**Exercise prompt**
Using the material that follows, identify and copy each line with the string "aligned".

BEGIN Material provided

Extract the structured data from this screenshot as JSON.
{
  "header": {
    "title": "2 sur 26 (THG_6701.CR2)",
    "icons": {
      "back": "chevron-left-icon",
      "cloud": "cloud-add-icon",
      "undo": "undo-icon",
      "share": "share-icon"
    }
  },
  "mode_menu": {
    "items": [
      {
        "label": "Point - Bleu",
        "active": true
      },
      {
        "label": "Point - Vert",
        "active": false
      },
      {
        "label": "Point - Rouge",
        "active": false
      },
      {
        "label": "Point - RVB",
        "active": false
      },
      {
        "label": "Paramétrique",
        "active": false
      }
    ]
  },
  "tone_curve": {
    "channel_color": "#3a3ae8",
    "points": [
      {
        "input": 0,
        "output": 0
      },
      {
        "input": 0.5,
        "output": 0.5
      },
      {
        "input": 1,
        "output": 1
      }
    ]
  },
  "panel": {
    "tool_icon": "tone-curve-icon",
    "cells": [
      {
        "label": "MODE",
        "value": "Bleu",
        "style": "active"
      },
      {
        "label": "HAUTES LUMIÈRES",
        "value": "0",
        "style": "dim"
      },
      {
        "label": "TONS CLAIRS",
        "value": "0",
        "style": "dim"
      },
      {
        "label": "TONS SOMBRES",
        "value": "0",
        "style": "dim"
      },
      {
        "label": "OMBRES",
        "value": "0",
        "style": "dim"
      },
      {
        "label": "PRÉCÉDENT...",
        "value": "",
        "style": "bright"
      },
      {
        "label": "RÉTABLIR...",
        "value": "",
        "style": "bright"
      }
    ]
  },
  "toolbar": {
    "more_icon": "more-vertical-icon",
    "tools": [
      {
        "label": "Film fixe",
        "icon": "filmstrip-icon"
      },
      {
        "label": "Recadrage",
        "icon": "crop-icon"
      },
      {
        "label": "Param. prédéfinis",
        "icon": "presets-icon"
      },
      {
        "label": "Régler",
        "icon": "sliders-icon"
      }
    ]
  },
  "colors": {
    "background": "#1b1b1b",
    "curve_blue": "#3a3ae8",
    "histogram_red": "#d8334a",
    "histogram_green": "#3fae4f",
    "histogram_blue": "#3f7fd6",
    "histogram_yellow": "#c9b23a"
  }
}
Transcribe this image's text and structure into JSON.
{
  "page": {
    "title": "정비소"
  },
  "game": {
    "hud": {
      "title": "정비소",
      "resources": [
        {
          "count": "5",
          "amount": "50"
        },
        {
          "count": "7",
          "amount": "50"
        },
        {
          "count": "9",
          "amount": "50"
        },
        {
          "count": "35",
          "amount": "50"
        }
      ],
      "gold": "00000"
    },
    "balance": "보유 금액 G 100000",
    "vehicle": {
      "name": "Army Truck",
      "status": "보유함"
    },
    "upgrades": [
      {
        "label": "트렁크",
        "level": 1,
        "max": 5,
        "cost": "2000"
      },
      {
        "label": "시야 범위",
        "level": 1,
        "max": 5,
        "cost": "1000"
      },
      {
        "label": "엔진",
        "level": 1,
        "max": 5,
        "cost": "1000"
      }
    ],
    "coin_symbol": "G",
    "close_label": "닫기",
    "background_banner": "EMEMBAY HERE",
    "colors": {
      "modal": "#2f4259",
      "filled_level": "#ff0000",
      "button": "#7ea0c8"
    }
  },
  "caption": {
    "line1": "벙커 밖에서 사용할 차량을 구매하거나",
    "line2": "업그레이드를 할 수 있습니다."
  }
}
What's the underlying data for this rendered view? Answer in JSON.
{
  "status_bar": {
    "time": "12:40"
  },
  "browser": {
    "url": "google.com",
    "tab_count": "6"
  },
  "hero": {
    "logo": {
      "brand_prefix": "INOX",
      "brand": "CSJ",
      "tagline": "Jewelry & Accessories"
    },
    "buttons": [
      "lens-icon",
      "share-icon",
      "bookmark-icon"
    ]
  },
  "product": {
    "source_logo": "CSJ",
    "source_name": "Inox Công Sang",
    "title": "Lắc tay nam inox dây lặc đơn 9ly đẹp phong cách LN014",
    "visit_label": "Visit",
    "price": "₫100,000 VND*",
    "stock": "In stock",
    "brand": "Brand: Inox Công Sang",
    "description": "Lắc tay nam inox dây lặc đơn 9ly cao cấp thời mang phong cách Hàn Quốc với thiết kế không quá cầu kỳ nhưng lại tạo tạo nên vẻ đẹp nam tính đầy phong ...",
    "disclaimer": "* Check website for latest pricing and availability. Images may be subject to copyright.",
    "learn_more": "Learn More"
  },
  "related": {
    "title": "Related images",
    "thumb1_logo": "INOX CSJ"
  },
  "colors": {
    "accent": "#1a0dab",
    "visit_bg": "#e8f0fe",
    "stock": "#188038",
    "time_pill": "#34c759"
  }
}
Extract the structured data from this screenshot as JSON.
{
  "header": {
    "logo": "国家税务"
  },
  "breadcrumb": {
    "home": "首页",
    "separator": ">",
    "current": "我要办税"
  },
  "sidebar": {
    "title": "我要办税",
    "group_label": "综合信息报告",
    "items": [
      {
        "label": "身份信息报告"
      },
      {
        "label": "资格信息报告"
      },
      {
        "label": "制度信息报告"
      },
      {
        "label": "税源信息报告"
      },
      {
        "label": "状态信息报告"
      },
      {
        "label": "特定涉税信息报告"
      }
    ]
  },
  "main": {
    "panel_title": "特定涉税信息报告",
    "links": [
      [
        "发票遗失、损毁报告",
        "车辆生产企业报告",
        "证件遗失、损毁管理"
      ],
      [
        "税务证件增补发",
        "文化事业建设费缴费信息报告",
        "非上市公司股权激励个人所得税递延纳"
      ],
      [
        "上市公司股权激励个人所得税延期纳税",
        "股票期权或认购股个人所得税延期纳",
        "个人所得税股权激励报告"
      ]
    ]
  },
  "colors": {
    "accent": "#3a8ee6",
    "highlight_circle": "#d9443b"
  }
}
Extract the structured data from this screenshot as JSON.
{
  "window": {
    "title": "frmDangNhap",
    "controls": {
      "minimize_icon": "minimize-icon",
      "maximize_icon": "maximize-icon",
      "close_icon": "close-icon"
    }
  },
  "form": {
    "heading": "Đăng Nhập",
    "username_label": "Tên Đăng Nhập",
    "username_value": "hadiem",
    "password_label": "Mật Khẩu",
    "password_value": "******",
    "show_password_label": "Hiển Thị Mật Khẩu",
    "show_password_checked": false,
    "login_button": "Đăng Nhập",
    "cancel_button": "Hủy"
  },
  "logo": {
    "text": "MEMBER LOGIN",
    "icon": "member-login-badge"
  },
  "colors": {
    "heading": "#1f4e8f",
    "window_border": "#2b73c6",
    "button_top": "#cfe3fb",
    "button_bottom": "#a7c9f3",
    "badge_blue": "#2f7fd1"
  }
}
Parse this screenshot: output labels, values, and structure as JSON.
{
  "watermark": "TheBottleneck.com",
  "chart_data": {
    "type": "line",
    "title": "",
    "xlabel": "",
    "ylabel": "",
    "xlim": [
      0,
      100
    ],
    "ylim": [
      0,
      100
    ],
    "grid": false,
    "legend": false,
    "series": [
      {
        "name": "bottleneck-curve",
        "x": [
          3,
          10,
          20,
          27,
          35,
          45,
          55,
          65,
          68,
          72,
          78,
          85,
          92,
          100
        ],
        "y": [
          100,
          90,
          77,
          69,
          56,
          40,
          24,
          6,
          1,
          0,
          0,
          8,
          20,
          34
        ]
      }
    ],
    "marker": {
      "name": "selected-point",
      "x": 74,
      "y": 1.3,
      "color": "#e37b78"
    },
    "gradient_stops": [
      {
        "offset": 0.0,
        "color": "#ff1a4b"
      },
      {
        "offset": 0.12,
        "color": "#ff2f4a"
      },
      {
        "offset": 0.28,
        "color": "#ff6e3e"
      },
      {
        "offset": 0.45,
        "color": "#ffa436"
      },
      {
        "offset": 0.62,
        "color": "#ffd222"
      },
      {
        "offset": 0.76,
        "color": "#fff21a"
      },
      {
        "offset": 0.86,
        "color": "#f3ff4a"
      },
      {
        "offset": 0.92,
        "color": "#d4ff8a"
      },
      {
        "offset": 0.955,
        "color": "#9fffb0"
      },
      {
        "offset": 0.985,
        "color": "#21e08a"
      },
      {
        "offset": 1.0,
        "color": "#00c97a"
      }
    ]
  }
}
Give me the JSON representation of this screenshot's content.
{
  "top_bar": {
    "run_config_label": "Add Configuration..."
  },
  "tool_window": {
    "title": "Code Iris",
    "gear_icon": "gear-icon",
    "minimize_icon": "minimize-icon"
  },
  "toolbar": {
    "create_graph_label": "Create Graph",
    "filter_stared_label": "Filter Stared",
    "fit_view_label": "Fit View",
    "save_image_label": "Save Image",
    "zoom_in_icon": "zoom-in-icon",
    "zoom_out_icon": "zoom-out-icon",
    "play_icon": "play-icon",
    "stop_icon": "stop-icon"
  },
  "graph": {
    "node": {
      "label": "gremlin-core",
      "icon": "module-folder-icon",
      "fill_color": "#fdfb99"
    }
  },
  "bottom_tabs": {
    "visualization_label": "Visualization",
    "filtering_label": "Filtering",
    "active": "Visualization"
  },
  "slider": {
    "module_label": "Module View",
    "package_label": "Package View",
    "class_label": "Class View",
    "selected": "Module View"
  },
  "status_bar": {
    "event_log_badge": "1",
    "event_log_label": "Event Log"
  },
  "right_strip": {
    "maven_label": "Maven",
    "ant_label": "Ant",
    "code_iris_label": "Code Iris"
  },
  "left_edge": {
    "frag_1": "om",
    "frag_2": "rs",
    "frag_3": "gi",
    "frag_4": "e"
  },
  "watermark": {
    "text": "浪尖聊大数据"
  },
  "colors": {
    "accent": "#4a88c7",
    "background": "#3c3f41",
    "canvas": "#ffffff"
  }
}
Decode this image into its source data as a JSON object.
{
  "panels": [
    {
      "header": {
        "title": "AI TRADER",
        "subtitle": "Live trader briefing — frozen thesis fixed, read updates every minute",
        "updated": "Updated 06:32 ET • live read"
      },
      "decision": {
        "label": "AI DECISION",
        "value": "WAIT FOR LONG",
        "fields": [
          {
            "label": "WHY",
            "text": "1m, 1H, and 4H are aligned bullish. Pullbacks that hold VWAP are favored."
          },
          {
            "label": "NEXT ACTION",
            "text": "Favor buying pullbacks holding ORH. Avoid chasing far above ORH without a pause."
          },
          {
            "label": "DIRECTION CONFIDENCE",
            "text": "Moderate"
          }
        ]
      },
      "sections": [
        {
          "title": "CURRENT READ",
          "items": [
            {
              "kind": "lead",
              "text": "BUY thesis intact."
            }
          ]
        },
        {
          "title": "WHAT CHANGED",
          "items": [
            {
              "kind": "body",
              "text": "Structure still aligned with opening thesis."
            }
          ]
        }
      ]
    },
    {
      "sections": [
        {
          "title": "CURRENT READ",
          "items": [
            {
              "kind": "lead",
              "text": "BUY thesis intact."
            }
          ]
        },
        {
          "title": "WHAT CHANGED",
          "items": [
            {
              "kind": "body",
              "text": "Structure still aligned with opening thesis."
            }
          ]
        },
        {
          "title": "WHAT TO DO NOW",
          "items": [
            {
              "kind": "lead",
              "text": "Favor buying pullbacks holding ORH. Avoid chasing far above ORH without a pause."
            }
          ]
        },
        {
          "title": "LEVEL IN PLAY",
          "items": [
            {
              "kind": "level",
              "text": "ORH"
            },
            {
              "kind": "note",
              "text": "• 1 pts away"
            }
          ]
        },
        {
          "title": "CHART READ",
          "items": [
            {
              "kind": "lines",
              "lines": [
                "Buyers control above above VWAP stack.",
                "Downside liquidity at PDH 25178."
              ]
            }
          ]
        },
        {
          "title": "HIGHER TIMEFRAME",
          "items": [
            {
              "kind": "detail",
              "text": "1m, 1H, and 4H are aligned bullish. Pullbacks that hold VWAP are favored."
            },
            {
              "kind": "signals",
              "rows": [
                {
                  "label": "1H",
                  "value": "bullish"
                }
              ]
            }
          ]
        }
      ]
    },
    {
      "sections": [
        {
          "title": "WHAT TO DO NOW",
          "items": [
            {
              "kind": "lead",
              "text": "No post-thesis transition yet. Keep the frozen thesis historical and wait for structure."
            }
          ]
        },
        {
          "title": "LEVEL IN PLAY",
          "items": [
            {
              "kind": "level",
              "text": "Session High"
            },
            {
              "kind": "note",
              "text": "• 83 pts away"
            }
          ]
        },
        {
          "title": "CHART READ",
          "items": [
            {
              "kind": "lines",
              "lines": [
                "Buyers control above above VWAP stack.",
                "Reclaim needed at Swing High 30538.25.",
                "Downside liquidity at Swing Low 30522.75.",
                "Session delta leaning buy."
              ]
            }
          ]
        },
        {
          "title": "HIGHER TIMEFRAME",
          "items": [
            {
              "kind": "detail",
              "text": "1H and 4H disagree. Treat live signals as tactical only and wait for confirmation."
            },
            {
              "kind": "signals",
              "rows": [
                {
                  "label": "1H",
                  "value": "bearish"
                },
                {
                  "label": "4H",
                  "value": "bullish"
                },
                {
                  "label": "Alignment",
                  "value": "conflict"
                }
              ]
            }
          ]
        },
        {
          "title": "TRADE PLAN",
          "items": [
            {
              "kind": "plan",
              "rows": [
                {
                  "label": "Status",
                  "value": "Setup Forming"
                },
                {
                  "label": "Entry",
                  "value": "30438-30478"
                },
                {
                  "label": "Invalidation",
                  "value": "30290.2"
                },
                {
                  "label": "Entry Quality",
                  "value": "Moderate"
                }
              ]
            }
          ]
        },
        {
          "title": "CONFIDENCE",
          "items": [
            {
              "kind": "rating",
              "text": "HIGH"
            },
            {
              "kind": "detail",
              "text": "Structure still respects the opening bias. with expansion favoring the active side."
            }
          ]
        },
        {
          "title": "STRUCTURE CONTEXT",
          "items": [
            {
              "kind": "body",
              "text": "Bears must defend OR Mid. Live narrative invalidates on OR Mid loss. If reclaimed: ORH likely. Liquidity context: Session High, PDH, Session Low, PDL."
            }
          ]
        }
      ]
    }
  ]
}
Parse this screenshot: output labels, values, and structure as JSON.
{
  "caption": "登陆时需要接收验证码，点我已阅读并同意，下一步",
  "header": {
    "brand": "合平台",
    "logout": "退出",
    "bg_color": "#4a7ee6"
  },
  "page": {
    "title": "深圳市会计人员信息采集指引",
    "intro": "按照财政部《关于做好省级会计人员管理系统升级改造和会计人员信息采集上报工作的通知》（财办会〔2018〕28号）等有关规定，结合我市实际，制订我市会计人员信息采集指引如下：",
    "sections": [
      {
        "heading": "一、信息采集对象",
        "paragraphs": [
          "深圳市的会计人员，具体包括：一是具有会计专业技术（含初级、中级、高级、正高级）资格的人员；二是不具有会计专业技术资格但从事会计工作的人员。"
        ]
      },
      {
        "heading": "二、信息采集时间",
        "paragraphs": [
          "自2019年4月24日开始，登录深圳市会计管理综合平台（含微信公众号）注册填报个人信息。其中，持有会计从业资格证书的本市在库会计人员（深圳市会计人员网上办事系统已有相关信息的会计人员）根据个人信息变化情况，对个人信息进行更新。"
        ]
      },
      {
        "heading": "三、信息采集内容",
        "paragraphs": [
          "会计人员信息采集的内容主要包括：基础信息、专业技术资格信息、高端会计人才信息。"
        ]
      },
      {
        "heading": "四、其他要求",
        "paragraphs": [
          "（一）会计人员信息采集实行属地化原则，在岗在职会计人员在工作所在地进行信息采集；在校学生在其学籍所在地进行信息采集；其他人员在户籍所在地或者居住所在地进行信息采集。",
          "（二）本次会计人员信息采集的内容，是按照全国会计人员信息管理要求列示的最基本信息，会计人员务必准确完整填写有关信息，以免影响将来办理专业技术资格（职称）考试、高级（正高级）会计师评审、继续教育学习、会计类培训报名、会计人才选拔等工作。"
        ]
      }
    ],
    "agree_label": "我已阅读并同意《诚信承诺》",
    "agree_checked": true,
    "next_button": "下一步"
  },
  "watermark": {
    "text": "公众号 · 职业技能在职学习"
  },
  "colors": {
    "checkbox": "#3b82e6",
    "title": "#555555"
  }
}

END Material provided

**Task answer**
            "text": "1m, 1H, and 4H are aligned bullish. Pullbacks that hold VWAP are favored."
              "text": "Structure still aligned with opening thesis."
              "text": "Structure still aligned with opening thesis."
              "text": "1m, 1H, and 4H are aligned bullish. Pullbacks that hold VWAP are favored."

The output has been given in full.